**WHAT THIS TASK INVOLVES**
The exercise asks you to copy every line below in which "Einzelteilen" appears.

**EXERCISE DATA**
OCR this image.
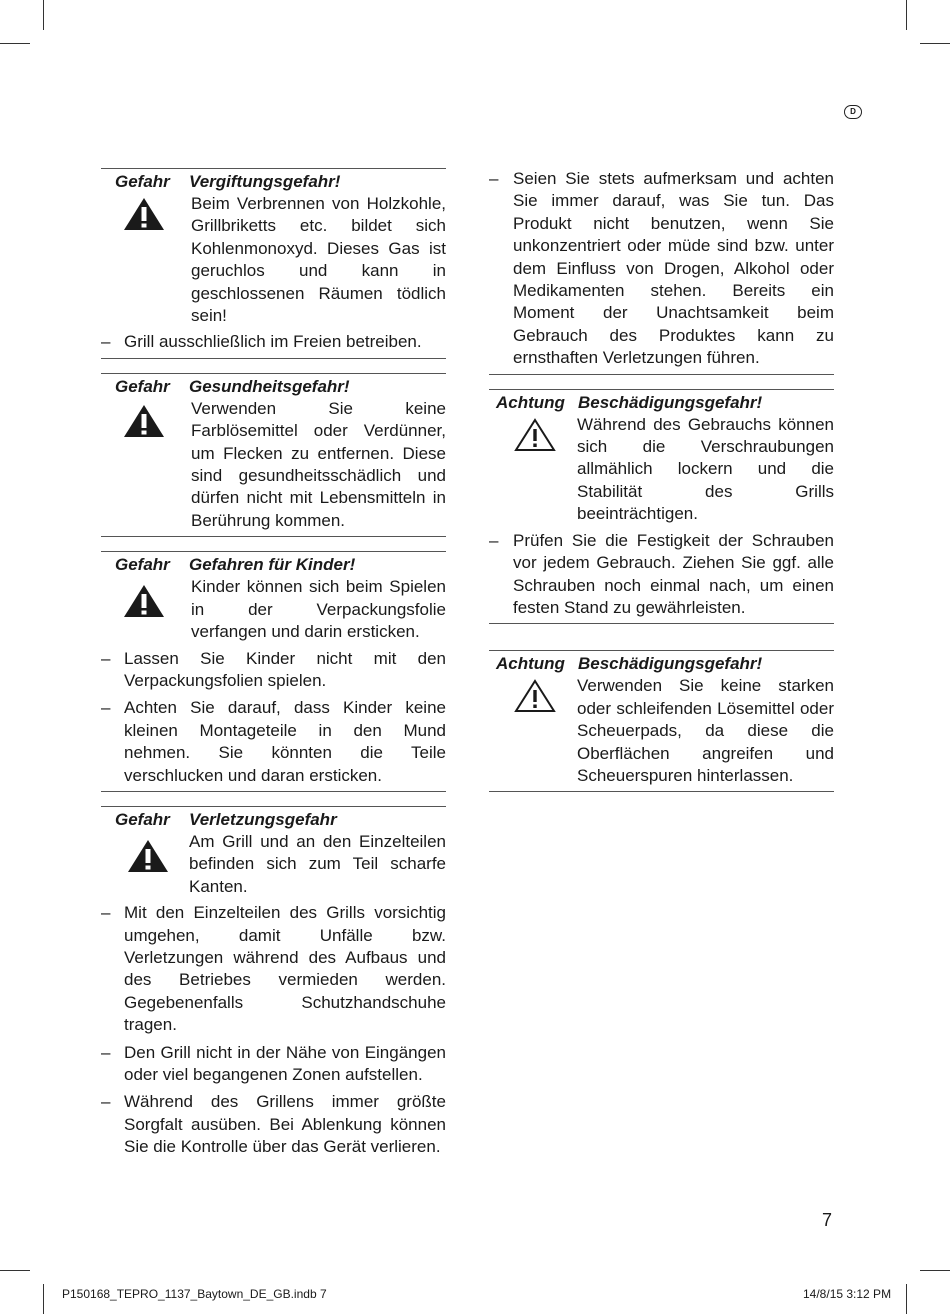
D
Gefahr Vergiftungsgefahr!
Beim Verbrennen von Holzkohle, Grillbriketts etc. bildet sich Kohlenmonoxyd. Dieses Gas ist geruchlos und kann in geschlossenen Räumen tödlich sein!
– Grill ausschließlich im Freien betreiben.
Gefahr Gesundheitsgefahr!
Verwenden Sie keine Farblösemittel oder Verdünner, um Flecken zu entfernen. Diese sind gesundheitsschädlich und dürfen nicht mit Lebensmitteln in Berührung kommen.
Gefahr Gefahren für Kinder!
Kinder können sich beim Spielen in der Verpackungsfolie verfangen und darin ersticken.
– Lassen Sie Kinder nicht mit den Verpackungsfolien spielen.
– Achten Sie darauf, dass Kinder keine kleinen Montageteile in den Mund nehmen. Sie könnten die Teile verschlucken und daran ersticken.
Gefahr Verletzungsgefahr
Am Grill und an den Einzelteilen befinden sich zum Teil scharfe Kanten.
– Mit den Einzelteilen des Grills vorsichtig umgehen, damit Unfälle bzw. Verletzungen während des Aufbaus und des Betriebes vermieden werden. Gegebenenfalls Schutzhandschuhe tragen.
– Den Grill nicht in der Nähe von Eingängen oder viel begangenen Zonen aufstellen.
– Während des Grillens immer größte Sorgfalt ausüben. Bei Ablenkung können Sie die Kontrolle über das Gerät verlieren.
– Seien Sie stets aufmerksam und achten Sie immer darauf, was Sie tun. Das Produkt nicht benutzen, wenn Sie unkonzentriert oder müde sind bzw. unter dem Einfluss von Drogen, Alkohol oder Medikamenten stehen. Bereits ein Moment der Unachtsamkeit beim Gebrauch des Produktes kann zu ernsthaften Verletzungen führen.
Achtung Beschädigungsgefahr!
Während des Gebrauchs können sich die Verschraubungen allmählich lockern und die Stabilität des Grills beeinträchtigen.
– Prüfen Sie die Festigkeit der Schrauben vor jedem Gebrauch. Ziehen Sie ggf. alle Schrauben noch einmal nach, um einen festen Stand zu gewährleisten.
Achtung Beschädigungsgefahr!
Verwenden Sie keine starken oder schleifenden Lösemittel oder Scheuerpads, da diese die Oberflächen angreifen und Scheuerspuren hinterlassen.
7
P150168_TEPRO_1137_Baytown_DE_GB.indb 7	14/8/15 3:12 PM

**ANSWER BELOW**
Am Grill und an den Einzelteilen befinden sich zum Teil scharfe Kanten.
– Mit den Einzelteilen des Grills vorsichtig umgehen, damit Unfälle bzw. Verletzungen während des Aufbaus und des Betriebes vermieden werden. Gegebenenfalls Schutzhandschuhe tragen.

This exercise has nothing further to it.